WORK REQUIRED:
Transcribe the records below in full; pictures stay out of the copy.
— begin DATASET EXCERPTS —
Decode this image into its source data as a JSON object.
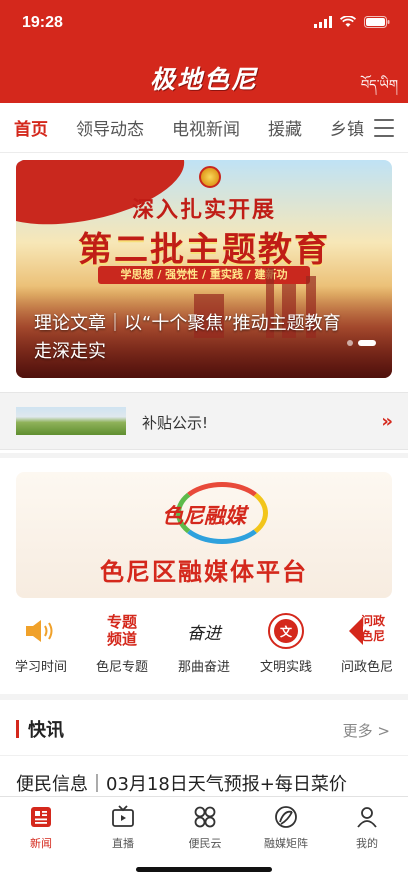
{
  "status_bar": {
    "time": "19:28"
  },
  "header": {
    "logo_text": "极地色尼",
    "tibetan_link": "བོད་ཡིག"
  },
  "tabs": [
    {
      "label": "首页",
      "active": true
    },
    {
      "label": "领导动态",
      "active": false
    },
    {
      "label": "电视新闻",
      "active": false
    },
    {
      "label": "援藏",
      "active": false
    },
    {
      "label": "乡镇",
      "active": false
    }
  ],
  "banner": {
    "line1": "深入扎实开展",
    "line2": "第二批主题教育",
    "slogan": "学思想 / 强党性 / 重实践 / 建新功",
    "caption": "理论文章｜以“十个聚焦”推动主题教育走深走实",
    "slide_index": 2,
    "slide_count": 2
  },
  "notice": {
    "text": "补贴公示!",
    "arrow": "»"
  },
  "promo": {
    "logo_text": "色尼融媒",
    "title": "色尼区融媒体平台"
  },
  "quick_links": [
    {
      "label": "学习时间",
      "icon": "speaker-icon",
      "badge": ""
    },
    {
      "label": "色尼专题",
      "icon": "topic-channel-icon",
      "badge": "专题\n频道"
    },
    {
      "label": "那曲奋进",
      "icon": "calligraphy-icon",
      "badge": "奋进"
    },
    {
      "label": "文明实践",
      "icon": "civilization-seal-icon",
      "badge": "文"
    },
    {
      "label": "问政色尼",
      "icon": "ask-government-icon",
      "badge": "问政\n色尼"
    }
  ],
  "news": {
    "section_title": "快讯",
    "more_label": "更多 >",
    "items": [
      {
        "text": "便民信息｜03月18日天气预报+每日菜价"
      }
    ]
  },
  "bottom_tabs": [
    {
      "label": "新闻",
      "icon": "news-icon",
      "active": true
    },
    {
      "label": "直播",
      "icon": "tv-icon",
      "active": false
    },
    {
      "label": "便民云",
      "icon": "clover-icon",
      "active": false
    },
    {
      "label": "融媒矩阵",
      "icon": "matrix-icon",
      "active": false
    },
    {
      "label": "我的",
      "icon": "user-icon",
      "active": false
    }
  ],
  "colors": {
    "brand_red": "#d4281c",
    "page_bg": "#f3f3f3"
  }
}
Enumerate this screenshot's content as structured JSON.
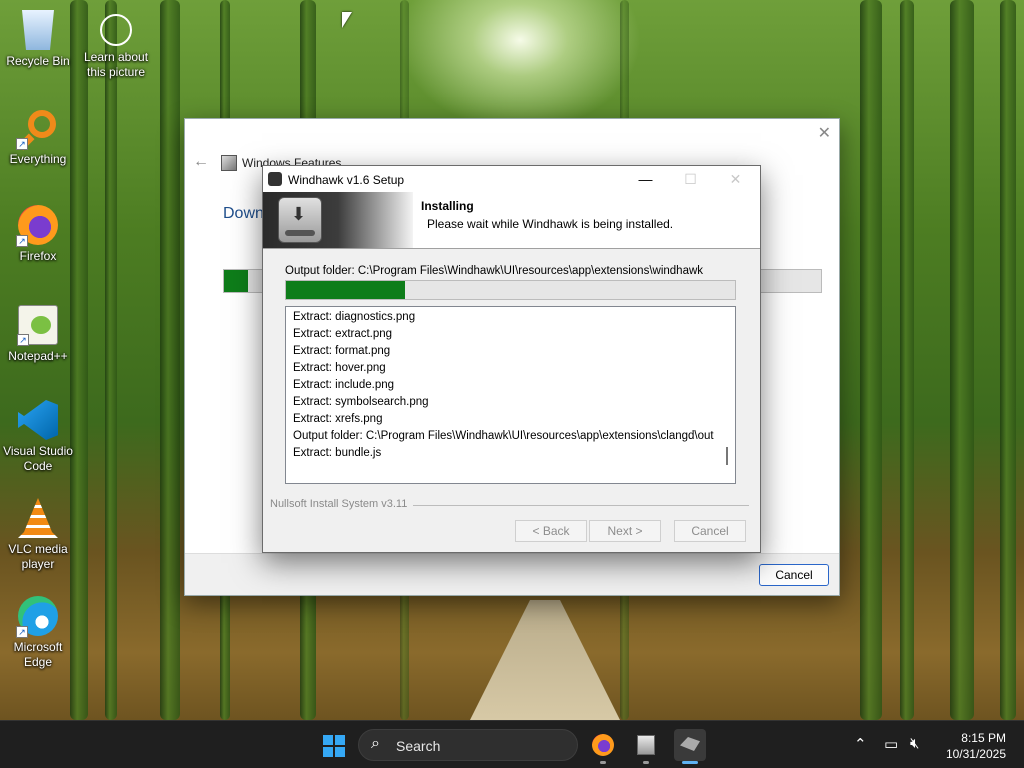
{
  "desktop": {
    "icons": [
      {
        "label": "Recycle Bin"
      },
      {
        "label": "Learn about this picture"
      },
      {
        "label": "Everything"
      },
      {
        "label": "Firefox"
      },
      {
        "label": "Notepad++"
      },
      {
        "label": "Visual Studio Code"
      },
      {
        "label": "VLC media player"
      },
      {
        "label": "Microsoft Edge"
      }
    ]
  },
  "features_window": {
    "title": "Windows Features",
    "heading": "Down",
    "progress_fraction": 0.04,
    "cancel_label": "Cancel"
  },
  "setup": {
    "title": "Windhawk v1.6 Setup",
    "header_title": "Installing",
    "header_subtitle": "Please wait while Windhawk is being installed.",
    "output_folder": "Output folder: C:\\Program Files\\Windhawk\\UI\\resources\\app\\extensions\\windhawk",
    "progress_fraction": 0.265,
    "log": [
      "Extract: diagnostics.png",
      "Extract: extract.png",
      "Extract: format.png",
      "Extract: hover.png",
      "Extract: include.png",
      "Extract: symbolsearch.png",
      "Extract: xrefs.png",
      "Output folder: C:\\Program Files\\Windhawk\\UI\\resources\\app\\extensions\\clangd\\out",
      "Extract: bundle.js"
    ],
    "footer": "Nullsoft Install System v3.11",
    "back_label": "< Back",
    "next_label": "Next >",
    "cancel_label": "Cancel"
  },
  "taskbar": {
    "search_label": "Search",
    "time": "8:15 PM",
    "date": "10/31/2025"
  },
  "colors": {
    "progress_green": "#0e7d1a",
    "accent_blue": "#2a66c9"
  }
}
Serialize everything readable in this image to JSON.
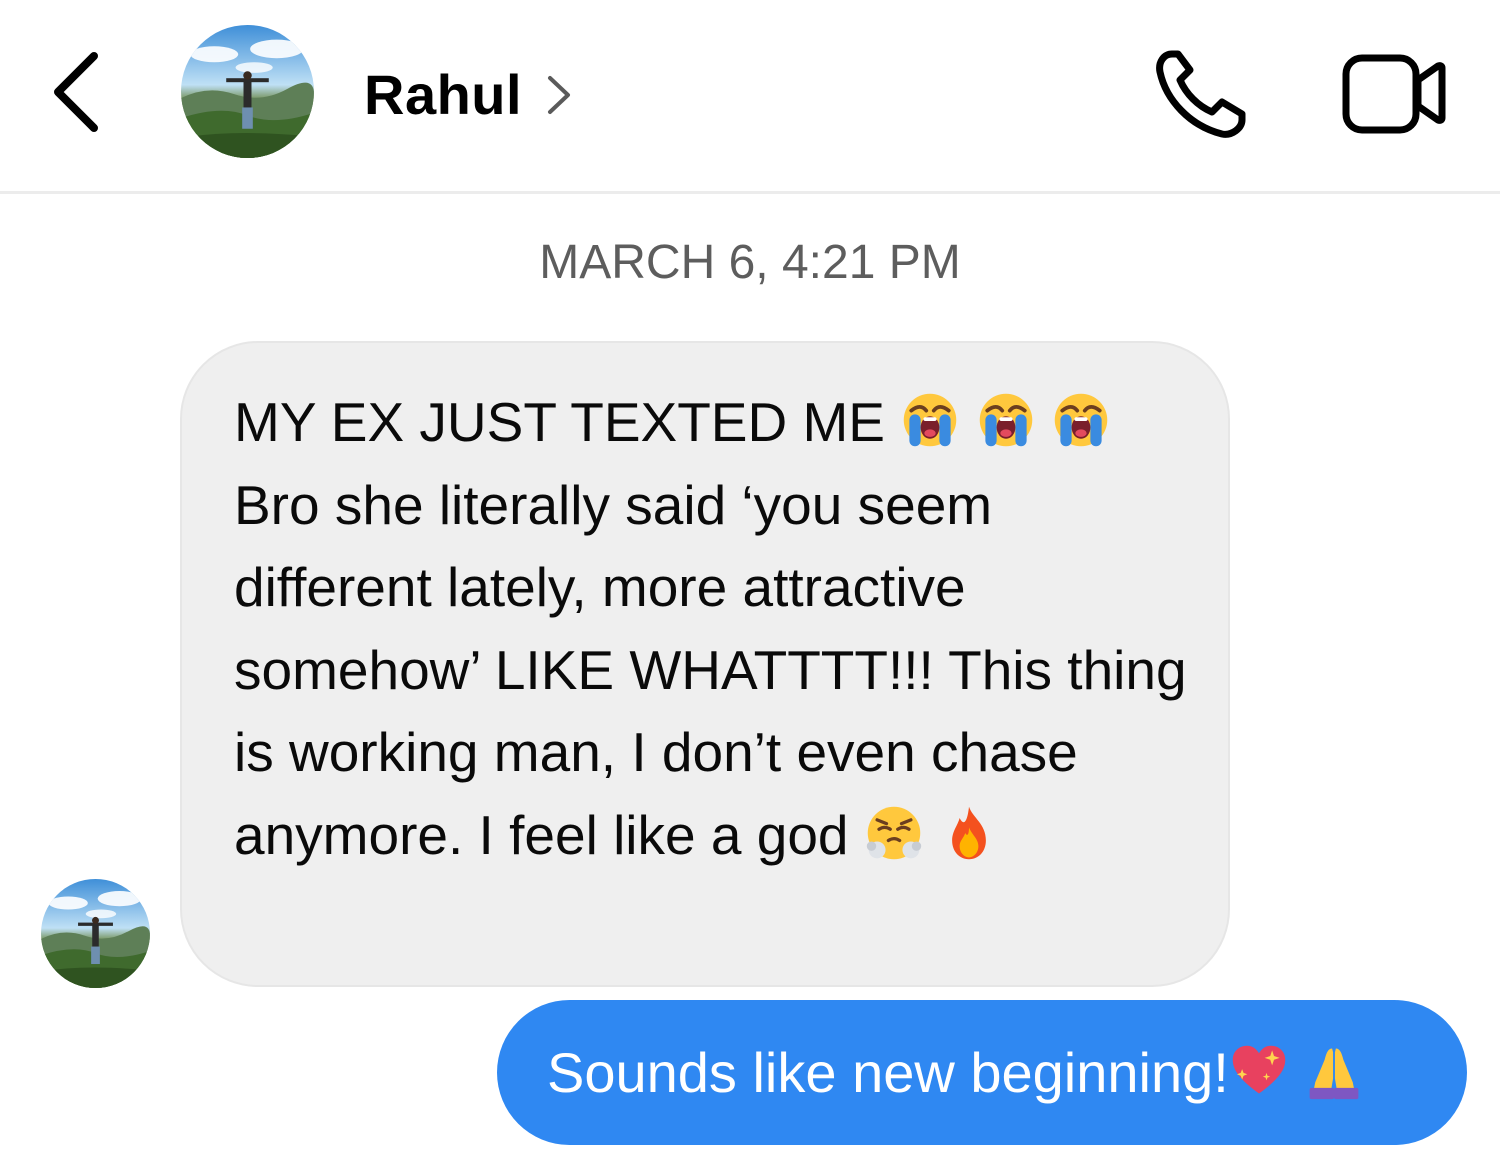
{
  "header": {
    "contact_name": "Rahul",
    "icons": {
      "back": "chevron-left-icon",
      "profile_link": "chevron-right-icon",
      "call": "phone-icon",
      "video": "video-camera-icon"
    }
  },
  "conversation": {
    "timestamp": "MARCH 6, 4:21 PM",
    "incoming": {
      "line1": "MY EX JUST TEXTED ME",
      "line2_text": "Bro she literally said ‘you seem",
      "body": "different lately, more attractive somehow’ LIKE WHATTTT!!! This thing is working man, I don’t even chase anymore. I feel like a god",
      "emojis": [
        "loudly-crying-face",
        "loudly-crying-face",
        "loudly-crying-face",
        "face-with-steam-from-nose",
        "fire"
      ]
    },
    "outgoing": {
      "text": "Sounds like new beginning!",
      "emojis": [
        "sparkling-heart",
        "folded-hands"
      ]
    }
  },
  "colors": {
    "outgoing_bubble": "#2f88f2",
    "incoming_bubble": "#efefef",
    "timestamp": "#5d5d5d",
    "divider": "#ececec"
  }
}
— end DATASET EXCERPTS —
RESPONSE BELOW:
Decode this image into its source data as a JSON object.
{
  "status_bar": {
    "time": "19:28"
  },
  "header": {
    "logo_text": "极地色尼",
    "tibetan_link": "བོད་ཡིག"
  },
  "tabs": [
    {
      "label": "首页",
      "active": true
    },
    {
      "label": "领导动态",
      "active": false
    },
    {
      "label": "电视新闻",
      "active": false
    },
    {
      "label": "援藏",
      "active": false
    },
    {
      "label": "乡镇",
      "active": false
    }
  ],
  "banner": {
    "line1": "深入扎实开展",
    "line2": "第二批主题教育",
    "slogan": "学思想 / 强党性 / 重实践 / 建新功",
    "caption": "理论文章｜以“十个聚焦”推动主题教育走深走实",
    "slide_index": 2,
    "slide_count": 2
  },
  "notice": {
    "text": "补贴公示!",
    "arrow": "»"
  },
  "promo": {
    "logo_text": "色尼融媒",
    "title": "色尼区融媒体平台"
  },
  "quick_links": [
    {
      "label": "学习时间",
      "icon": "speaker-icon",
      "badge": ""
    },
    {
      "label": "色尼专题",
      "icon": "topic-channel-icon",
      "badge": "专题\n频道"
    },
    {
      "label": "那曲奋进",
      "icon": "calligraphy-icon",
      "badge": "奋进"
    },
    {
      "label": "文明实践",
      "icon": "civilization-seal-icon",
      "badge": "文"
    },
    {
      "label": "问政色尼",
      "icon": "ask-government-icon",
      "badge": "问政\n色尼"
    }
  ],
  "news": {
    "section_title": "快讯",
    "more_label": "更多 >",
    "items": [
      {
        "text": "便民信息｜03月18日天气预报+每日菜价"
      }
    ]
  },
  "bottom_tabs": [
    {
      "label": "新闻",
      "icon": "news-icon",
      "active": true
    },
    {
      "label": "直播",
      "icon": "tv-icon",
      "active": false
    },
    {
      "label": "便民云",
      "icon": "clover-icon",
      "active": false
    },
    {
      "label": "融媒矩阵",
      "icon": "matrix-icon",
      "active": false
    },
    {
      "label": "我的",
      "icon": "user-icon",
      "active": false
    }
  ],
  "colors": {
    "brand_red": "#d4281c",
    "page_bg": "#f3f3f3"
  }
}
Enumerate this screenshot's content as structured JSON.
{
  "desktop": {
    "icons": [
      {
        "label": "Recycle Bin"
      },
      {
        "label": "Learn about this picture"
      },
      {
        "label": "Everything"
      },
      {
        "label": "Firefox"
      },
      {
        "label": "Notepad++"
      },
      {
        "label": "Visual Studio Code"
      },
      {
        "label": "VLC media player"
      },
      {
        "label": "Microsoft Edge"
      }
    ]
  },
  "features_window": {
    "title": "Windows Features",
    "heading": "Down",
    "progress_fraction": 0.04,
    "cancel_label": "Cancel"
  },
  "setup": {
    "title": "Windhawk v1.6 Setup",
    "header_title": "Installing",
    "header_subtitle": "Please wait while Windhawk is being installed.",
    "output_folder": "Output folder: C:\\Program Files\\Windhawk\\UI\\resources\\app\\extensions\\windhawk",
    "progress_fraction": 0.265,
    "log": [
      "Extract: diagnostics.png",
      "Extract: extract.png",
      "Extract: format.png",
      "Extract: hover.png",
      "Extract: include.png",
      "Extract: symbolsearch.png",
      "Extract: xrefs.png",
      "Output folder: C:\\Program Files\\Windhawk\\UI\\resources\\app\\extensions\\clangd\\out",
      "Extract: bundle.js"
    ],
    "footer": "Nullsoft Install System v3.11",
    "back_label": "< Back",
    "next_label": "Next >",
    "cancel_label": "Cancel"
  },
  "taskbar": {
    "search_label": "Search",
    "time": "8:15 PM",
    "date": "10/31/2025"
  },
  "colors": {
    "progress_green": "#0e7d1a",
    "accent_blue": "#2a66c9"
  }
}
Serialize everything readable in this image to JSON.
{
  "header": {
    "contact_name": "Rahul",
    "icons": {
      "back": "chevron-left-icon",
      "profile_link": "chevron-right-icon",
      "call": "phone-icon",
      "video": "video-camera-icon"
    }
  },
  "conversation": {
    "timestamp": "MARCH 6, 4:21 PM",
    "incoming": {
      "line1": "MY EX JUST TEXTED ME",
      "line2_text": "Bro she literally said ‘you seem",
      "body": "different lately, more attractive somehow’ LIKE WHATTTT!!! This thing is working man, I don’t even chase anymore. I feel like a god",
      "emojis": [
        "loudly-crying-face",
        "loudly-crying-face",
        "loudly-crying-face",
        "face-with-steam-from-nose",
        "fire"
      ]
    },
    "outgoing": {
      "text": "Sounds like new beginning!",
      "emojis": [
        "sparkling-heart",
        "folded-hands"
      ]
    }
  },
  "colors": {
    "outgoing_bubble": "#2f88f2",
    "incoming_bubble": "#efefef",
    "timestamp": "#5d5d5d",
    "divider": "#ececec"
  }
}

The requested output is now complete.